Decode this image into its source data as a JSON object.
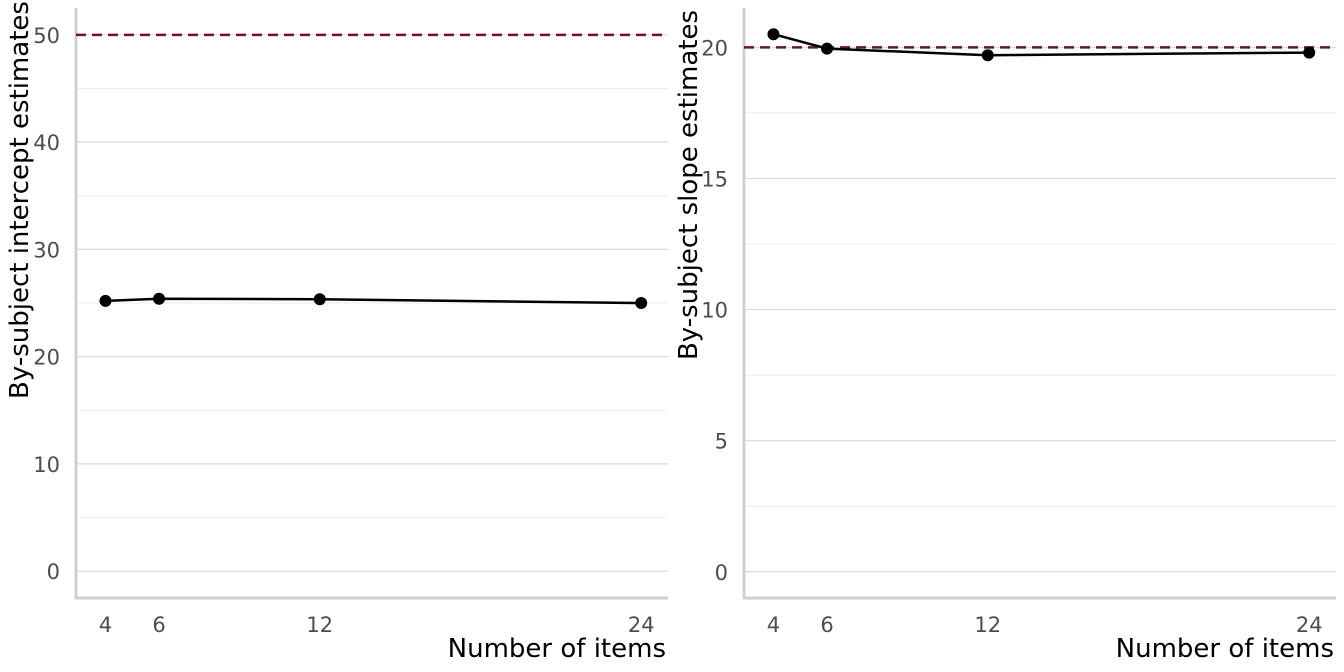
{
  "chart_data": [
    {
      "type": "line",
      "xlabel": "Number of items",
      "ylabel": "By-subject intercept estimates",
      "xlim": [
        2.9,
        25.0
      ],
      "ylim": [
        -2.5,
        52.5
      ],
      "x_ticks": [
        4,
        6,
        12,
        24
      ],
      "y_ticks": [
        0,
        10,
        20,
        30,
        40,
        50
      ],
      "y_minor": [
        5,
        15,
        25,
        35,
        45
      ],
      "grid": true,
      "legend": "none",
      "series": [
        {
          "x": [
            4,
            6,
            12,
            24
          ],
          "values": [
            25.2,
            25.4,
            25.35,
            25.0
          ],
          "color": "#000000"
        }
      ],
      "reference_line": {
        "y": 50,
        "style": "dashed",
        "color": "#6e0f3e"
      }
    },
    {
      "type": "line",
      "xlabel": "Number of items",
      "ylabel": "By-subject slope estimates",
      "xlim": [
        2.9,
        25.0
      ],
      "ylim": [
        -1.0,
        21.5
      ],
      "x_ticks": [
        4,
        6,
        12,
        24
      ],
      "y_ticks": [
        0,
        5,
        10,
        15,
        20
      ],
      "y_minor": [
        2.5,
        7.5,
        12.5,
        17.5
      ],
      "grid": true,
      "legend": "none",
      "series": [
        {
          "x": [
            4,
            6,
            12,
            24
          ],
          "values": [
            20.5,
            19.95,
            19.7,
            19.8
          ],
          "color": "#000000"
        }
      ],
      "reference_line": {
        "y": 20,
        "style": "dashed",
        "color": "#6e0f3e"
      }
    }
  ]
}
------------------------
• [Exercise]
The entries above are to be returned exactly, without their pictures.

• [Correct response]
Decode this image into its source data as a JSON object.
{
  "chart_data": [
    {
      "type": "line",
      "xlabel": "Number of items",
      "ylabel": "By-subject intercept estimates",
      "xlim": [
        2.9,
        25.0
      ],
      "ylim": [
        -2.5,
        52.5
      ],
      "x_ticks": [
        4,
        6,
        12,
        24
      ],
      "y_ticks": [
        0,
        10,
        20,
        30,
        40,
        50
      ],
      "y_minor": [
        5,
        15,
        25,
        35,
        45
      ],
      "grid": true,
      "legend": "none",
      "series": [
        {
          "x": [
            4,
            6,
            12,
            24
          ],
          "values": [
            25.2,
            25.4,
            25.35,
            25.0
          ],
          "color": "#000000"
        }
      ],
      "reference_line": {
        "y": 50,
        "style": "dashed",
        "color": "#6e0f3e"
      }
    },
    {
      "type": "line",
      "xlabel": "Number of items",
      "ylabel": "By-subject slope estimates",
      "xlim": [
        2.9,
        25.0
      ],
      "ylim": [
        -1.0,
        21.5
      ],
      "x_ticks": [
        4,
        6,
        12,
        24
      ],
      "y_ticks": [
        0,
        5,
        10,
        15,
        20
      ],
      "y_minor": [
        2.5,
        7.5,
        12.5,
        17.5
      ],
      "grid": true,
      "legend": "none",
      "series": [
        {
          "x": [
            4,
            6,
            12,
            24
          ],
          "values": [
            20.5,
            19.95,
            19.7,
            19.8
          ],
          "color": "#000000"
        }
      ],
      "reference_line": {
        "y": 20,
        "style": "dashed",
        "color": "#6e0f3e"
      }
    }
  ]
}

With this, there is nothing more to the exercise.